> _Exercise goal_
All the data should come back exactly as it was given.

(Dataset items)
++++++

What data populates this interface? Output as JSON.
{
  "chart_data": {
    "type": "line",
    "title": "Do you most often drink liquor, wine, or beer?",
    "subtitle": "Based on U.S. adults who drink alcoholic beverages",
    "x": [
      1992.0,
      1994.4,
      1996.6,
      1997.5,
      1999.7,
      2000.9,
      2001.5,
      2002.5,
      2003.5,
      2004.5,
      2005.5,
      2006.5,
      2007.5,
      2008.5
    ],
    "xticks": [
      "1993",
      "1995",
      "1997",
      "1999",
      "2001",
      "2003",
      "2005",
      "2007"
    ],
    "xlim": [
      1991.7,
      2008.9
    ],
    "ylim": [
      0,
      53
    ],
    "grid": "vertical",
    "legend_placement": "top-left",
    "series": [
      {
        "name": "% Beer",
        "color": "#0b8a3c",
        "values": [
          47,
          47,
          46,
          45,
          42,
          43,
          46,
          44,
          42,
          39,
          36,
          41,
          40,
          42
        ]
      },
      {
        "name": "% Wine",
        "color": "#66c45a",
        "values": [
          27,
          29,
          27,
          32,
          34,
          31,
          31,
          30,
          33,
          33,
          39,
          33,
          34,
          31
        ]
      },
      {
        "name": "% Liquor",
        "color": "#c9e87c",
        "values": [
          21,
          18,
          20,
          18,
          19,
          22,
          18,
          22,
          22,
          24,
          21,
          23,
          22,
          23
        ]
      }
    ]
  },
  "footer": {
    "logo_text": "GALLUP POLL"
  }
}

++++++

> _Problem solution_
What data populates this interface? Output as JSON.
{
  "chart_data": {
    "type": "line",
    "title": "Do you most often drink liquor, wine, or beer?",
    "subtitle": "Based on U.S. adults who drink alcoholic beverages",
    "x": [
      1992.0,
      1994.4,
      1996.6,
      1997.5,
      1999.7,
      2000.9,
      2001.5,
      2002.5,
      2003.5,
      2004.5,
      2005.5,
      2006.5,
      2007.5,
      2008.5
    ],
    "xticks": [
      "1993",
      "1995",
      "1997",
      "1999",
      "2001",
      "2003",
      "2005",
      "2007"
    ],
    "xlim": [
      1991.7,
      2008.9
    ],
    "ylim": [
      0,
      53
    ],
    "grid": "vertical",
    "legend_placement": "top-left",
    "series": [
      {
        "name": "% Beer",
        "color": "#0b8a3c",
        "values": [
          47,
          47,
          46,
          45,
          42,
          43,
          46,
          44,
          42,
          39,
          36,
          41,
          40,
          42
        ]
      },
      {
        "name": "% Wine",
        "color": "#66c45a",
        "values": [
          27,
          29,
          27,
          32,
          34,
          31,
          31,
          30,
          33,
          33,
          39,
          33,
          34,
          31
        ]
      },
      {
        "name": "% Liquor",
        "color": "#c9e87c",
        "values": [
          21,
          18,
          20,
          18,
          19,
          22,
          18,
          22,
          22,
          24,
          21,
          23,
          22,
          23
        ]
      }
    ]
  },
  "footer": {
    "logo_text": "GALLUP POLL"
  }
}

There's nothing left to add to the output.